What you have to do
Transcribe the whole listing below without changing a word, but leave out every image.

****

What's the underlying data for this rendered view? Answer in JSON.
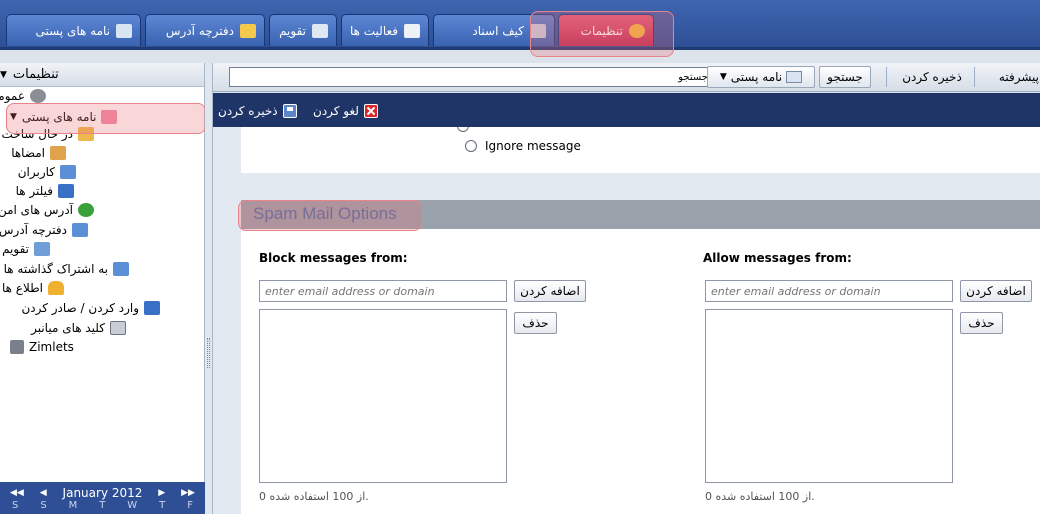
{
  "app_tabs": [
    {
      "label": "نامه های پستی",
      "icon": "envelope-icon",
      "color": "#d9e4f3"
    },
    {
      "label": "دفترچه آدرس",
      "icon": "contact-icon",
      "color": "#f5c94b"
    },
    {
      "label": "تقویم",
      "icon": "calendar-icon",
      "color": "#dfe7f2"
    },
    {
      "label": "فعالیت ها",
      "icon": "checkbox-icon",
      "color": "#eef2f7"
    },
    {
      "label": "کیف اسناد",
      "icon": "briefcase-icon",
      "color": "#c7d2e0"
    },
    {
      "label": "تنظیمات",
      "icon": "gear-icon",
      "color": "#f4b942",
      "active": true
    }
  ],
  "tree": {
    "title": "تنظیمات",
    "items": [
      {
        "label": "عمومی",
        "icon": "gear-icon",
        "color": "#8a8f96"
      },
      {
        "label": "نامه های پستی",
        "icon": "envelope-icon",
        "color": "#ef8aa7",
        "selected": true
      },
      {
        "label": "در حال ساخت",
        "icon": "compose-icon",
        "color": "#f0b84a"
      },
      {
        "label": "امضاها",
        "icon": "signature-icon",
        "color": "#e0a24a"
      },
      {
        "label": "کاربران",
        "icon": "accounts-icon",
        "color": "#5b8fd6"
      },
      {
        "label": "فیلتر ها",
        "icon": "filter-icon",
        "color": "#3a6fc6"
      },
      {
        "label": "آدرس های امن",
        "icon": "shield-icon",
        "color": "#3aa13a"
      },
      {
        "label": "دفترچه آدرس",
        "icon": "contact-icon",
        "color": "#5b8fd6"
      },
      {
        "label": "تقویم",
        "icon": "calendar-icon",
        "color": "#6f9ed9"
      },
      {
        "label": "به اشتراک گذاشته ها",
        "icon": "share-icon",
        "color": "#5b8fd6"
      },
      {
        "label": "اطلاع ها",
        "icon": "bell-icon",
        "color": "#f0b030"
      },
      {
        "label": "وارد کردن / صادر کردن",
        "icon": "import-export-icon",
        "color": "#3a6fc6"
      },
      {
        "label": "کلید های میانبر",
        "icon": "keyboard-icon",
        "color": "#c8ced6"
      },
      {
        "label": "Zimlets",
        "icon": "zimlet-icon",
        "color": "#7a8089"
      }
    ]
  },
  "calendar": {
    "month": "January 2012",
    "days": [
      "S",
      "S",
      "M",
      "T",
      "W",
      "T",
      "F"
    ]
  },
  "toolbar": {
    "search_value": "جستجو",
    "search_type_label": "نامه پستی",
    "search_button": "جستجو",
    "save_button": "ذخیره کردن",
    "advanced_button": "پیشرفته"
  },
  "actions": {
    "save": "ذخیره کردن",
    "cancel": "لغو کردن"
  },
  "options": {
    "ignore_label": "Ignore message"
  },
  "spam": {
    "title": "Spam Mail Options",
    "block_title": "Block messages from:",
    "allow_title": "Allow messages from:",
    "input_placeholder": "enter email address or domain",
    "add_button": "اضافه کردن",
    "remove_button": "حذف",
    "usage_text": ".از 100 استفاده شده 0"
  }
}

****

Finished answer
What's the underlying data for this rendered view? Answer in JSON.
{
  "app_tabs": [
    {
      "label": "نامه های پستی",
      "icon": "envelope-icon",
      "color": "#d9e4f3"
    },
    {
      "label": "دفترچه آدرس",
      "icon": "contact-icon",
      "color": "#f5c94b"
    },
    {
      "label": "تقویم",
      "icon": "calendar-icon",
      "color": "#dfe7f2"
    },
    {
      "label": "فعالیت ها",
      "icon": "checkbox-icon",
      "color": "#eef2f7"
    },
    {
      "label": "کیف اسناد",
      "icon": "briefcase-icon",
      "color": "#c7d2e0"
    },
    {
      "label": "تنظیمات",
      "icon": "gear-icon",
      "color": "#f4b942",
      "active": true
    }
  ],
  "tree": {
    "title": "تنظیمات",
    "items": [
      {
        "label": "عمومی",
        "icon": "gear-icon",
        "color": "#8a8f96"
      },
      {
        "label": "نامه های پستی",
        "icon": "envelope-icon",
        "color": "#ef8aa7",
        "selected": true
      },
      {
        "label": "در حال ساخت",
        "icon": "compose-icon",
        "color": "#f0b84a"
      },
      {
        "label": "امضاها",
        "icon": "signature-icon",
        "color": "#e0a24a"
      },
      {
        "label": "کاربران",
        "icon": "accounts-icon",
        "color": "#5b8fd6"
      },
      {
        "label": "فیلتر ها",
        "icon": "filter-icon",
        "color": "#3a6fc6"
      },
      {
        "label": "آدرس های امن",
        "icon": "shield-icon",
        "color": "#3aa13a"
      },
      {
        "label": "دفترچه آدرس",
        "icon": "contact-icon",
        "color": "#5b8fd6"
      },
      {
        "label": "تقویم",
        "icon": "calendar-icon",
        "color": "#6f9ed9"
      },
      {
        "label": "به اشتراک گذاشته ها",
        "icon": "share-icon",
        "color": "#5b8fd6"
      },
      {
        "label": "اطلاع ها",
        "icon": "bell-icon",
        "color": "#f0b030"
      },
      {
        "label": "وارد کردن / صادر کردن",
        "icon": "import-export-icon",
        "color": "#3a6fc6"
      },
      {
        "label": "کلید های میانبر",
        "icon": "keyboard-icon",
        "color": "#c8ced6"
      },
      {
        "label": "Zimlets",
        "icon": "zimlet-icon",
        "color": "#7a8089"
      }
    ]
  },
  "calendar": {
    "month": "January 2012",
    "days": [
      "S",
      "S",
      "M",
      "T",
      "W",
      "T",
      "F"
    ]
  },
  "toolbar": {
    "search_value": "جستجو",
    "search_type_label": "نامه پستی",
    "search_button": "جستجو",
    "save_button": "ذخیره کردن",
    "advanced_button": "پیشرفته"
  },
  "actions": {
    "save": "ذخیره کردن",
    "cancel": "لغو کردن"
  },
  "options": {
    "ignore_label": "Ignore message"
  },
  "spam": {
    "title": "Spam Mail Options",
    "block_title": "Block messages from:",
    "allow_title": "Allow messages from:",
    "input_placeholder": "enter email address or domain",
    "add_button": "اضافه کردن",
    "remove_button": "حذف",
    "usage_text": ".از 100 استفاده شده 0"
  }
}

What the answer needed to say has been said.